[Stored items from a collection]
☆ ☆ ☆ ☆ ☆
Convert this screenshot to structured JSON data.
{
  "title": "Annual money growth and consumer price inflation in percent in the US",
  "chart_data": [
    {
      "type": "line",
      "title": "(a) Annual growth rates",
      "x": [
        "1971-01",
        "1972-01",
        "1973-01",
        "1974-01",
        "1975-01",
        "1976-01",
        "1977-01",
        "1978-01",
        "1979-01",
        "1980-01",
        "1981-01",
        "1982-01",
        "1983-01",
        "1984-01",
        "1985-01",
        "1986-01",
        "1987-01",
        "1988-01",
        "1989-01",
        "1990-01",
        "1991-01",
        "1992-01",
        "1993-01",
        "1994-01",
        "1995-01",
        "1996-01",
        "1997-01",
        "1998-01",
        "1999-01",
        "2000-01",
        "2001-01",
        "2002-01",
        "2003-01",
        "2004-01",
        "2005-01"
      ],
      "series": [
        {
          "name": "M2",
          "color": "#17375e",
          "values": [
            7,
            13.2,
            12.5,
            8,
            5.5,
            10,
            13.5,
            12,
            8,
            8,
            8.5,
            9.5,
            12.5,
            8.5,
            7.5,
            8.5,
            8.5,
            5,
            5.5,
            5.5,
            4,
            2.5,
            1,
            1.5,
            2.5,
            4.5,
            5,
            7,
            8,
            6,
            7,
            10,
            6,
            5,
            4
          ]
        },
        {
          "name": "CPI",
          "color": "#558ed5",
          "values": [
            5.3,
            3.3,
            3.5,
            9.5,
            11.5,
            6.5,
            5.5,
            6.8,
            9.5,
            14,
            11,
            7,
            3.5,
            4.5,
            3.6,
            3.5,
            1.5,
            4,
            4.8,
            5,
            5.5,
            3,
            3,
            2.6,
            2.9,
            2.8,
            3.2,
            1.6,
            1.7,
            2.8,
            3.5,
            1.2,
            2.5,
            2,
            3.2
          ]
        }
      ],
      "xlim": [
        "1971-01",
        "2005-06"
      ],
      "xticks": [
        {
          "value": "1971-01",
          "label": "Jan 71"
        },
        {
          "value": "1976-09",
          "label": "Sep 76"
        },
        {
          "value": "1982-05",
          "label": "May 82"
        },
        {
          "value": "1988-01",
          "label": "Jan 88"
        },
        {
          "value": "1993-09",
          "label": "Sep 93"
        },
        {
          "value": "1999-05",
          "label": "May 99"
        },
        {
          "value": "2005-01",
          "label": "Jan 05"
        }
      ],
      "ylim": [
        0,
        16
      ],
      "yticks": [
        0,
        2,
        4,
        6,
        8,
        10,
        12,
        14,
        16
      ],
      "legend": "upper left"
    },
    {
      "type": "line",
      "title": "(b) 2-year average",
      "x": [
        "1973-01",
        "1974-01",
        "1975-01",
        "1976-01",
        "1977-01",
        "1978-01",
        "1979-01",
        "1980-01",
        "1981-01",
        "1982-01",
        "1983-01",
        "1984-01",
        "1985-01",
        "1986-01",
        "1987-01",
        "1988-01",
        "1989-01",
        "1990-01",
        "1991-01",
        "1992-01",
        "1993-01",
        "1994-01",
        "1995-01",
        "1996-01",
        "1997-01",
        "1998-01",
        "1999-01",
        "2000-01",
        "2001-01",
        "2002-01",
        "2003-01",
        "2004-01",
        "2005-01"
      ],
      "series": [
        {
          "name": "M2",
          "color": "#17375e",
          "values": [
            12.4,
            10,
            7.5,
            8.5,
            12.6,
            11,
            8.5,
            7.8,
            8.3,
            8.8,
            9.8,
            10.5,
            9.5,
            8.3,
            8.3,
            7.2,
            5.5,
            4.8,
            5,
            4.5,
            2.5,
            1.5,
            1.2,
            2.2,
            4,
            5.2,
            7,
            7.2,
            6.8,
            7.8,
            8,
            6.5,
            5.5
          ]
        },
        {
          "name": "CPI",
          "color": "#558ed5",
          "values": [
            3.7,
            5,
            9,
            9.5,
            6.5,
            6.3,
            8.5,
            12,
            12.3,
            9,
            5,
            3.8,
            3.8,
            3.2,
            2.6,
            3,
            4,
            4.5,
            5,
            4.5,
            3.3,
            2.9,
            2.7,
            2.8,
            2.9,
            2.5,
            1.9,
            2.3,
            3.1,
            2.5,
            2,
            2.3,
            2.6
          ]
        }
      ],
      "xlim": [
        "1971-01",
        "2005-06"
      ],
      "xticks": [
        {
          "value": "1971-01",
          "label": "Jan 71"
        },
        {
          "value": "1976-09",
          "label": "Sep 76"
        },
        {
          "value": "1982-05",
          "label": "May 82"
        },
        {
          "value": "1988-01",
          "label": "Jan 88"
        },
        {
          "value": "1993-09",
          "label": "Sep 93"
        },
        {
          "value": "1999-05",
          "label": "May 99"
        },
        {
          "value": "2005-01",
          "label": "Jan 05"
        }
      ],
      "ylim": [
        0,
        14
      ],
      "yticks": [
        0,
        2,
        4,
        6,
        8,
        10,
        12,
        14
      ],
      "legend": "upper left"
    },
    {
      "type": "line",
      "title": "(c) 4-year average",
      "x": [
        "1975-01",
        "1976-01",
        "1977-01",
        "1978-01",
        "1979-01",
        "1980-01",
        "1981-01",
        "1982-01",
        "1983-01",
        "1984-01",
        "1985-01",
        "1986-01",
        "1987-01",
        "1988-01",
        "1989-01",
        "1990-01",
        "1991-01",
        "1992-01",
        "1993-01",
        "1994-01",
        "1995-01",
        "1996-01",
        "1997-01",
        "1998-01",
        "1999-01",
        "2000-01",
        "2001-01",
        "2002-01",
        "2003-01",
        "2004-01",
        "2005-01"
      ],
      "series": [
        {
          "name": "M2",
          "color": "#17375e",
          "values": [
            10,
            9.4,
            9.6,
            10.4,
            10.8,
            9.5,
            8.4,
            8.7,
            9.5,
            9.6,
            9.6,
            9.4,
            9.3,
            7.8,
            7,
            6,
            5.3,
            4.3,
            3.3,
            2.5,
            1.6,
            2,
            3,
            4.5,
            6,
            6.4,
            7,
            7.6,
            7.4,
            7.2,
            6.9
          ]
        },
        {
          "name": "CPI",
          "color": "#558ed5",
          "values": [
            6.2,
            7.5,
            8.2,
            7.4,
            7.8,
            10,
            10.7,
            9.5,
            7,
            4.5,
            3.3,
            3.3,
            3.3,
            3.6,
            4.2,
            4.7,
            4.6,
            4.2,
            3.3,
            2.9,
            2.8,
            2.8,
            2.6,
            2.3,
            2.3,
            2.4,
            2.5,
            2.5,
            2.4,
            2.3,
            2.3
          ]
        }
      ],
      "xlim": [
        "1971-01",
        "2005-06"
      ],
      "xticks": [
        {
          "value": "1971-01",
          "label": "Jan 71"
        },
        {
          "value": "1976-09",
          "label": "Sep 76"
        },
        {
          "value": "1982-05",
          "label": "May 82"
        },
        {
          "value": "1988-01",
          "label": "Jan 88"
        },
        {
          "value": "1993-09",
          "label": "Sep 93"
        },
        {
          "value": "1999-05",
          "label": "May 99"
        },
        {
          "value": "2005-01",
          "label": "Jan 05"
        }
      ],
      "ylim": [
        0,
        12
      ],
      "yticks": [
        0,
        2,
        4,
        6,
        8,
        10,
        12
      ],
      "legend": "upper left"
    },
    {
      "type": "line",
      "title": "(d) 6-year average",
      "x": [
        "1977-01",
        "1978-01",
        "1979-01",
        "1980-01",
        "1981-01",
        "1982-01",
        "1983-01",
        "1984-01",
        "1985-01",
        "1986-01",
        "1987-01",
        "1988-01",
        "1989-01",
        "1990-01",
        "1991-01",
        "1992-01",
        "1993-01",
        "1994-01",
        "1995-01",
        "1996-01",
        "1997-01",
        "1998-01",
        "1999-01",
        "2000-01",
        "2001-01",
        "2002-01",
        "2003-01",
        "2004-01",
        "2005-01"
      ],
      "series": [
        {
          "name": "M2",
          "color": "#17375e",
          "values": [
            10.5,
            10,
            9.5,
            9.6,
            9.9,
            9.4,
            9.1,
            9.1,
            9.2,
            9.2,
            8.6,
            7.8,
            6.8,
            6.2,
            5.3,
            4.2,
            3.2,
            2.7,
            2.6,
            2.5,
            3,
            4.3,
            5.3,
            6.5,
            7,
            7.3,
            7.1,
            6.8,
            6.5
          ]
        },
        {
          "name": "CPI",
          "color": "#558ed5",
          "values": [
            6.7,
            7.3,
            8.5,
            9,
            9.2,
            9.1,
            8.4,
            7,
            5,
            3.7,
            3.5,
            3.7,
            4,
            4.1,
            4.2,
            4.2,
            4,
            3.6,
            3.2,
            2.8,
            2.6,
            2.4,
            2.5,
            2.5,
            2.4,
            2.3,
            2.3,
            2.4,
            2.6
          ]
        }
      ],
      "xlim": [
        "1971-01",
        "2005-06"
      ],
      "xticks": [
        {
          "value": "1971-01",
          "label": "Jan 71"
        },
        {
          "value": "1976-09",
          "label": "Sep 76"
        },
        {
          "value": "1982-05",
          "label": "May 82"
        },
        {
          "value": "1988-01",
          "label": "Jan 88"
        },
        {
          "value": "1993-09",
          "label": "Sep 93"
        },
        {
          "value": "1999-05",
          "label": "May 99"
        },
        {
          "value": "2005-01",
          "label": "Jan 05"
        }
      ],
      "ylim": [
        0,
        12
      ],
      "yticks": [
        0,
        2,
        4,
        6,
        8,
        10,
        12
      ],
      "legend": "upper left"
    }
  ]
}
☆ ☆ ☆ ☆ ☆
## [What you should do]
Answer with one number: how many lines in the listing hold "title".

## [Response]
5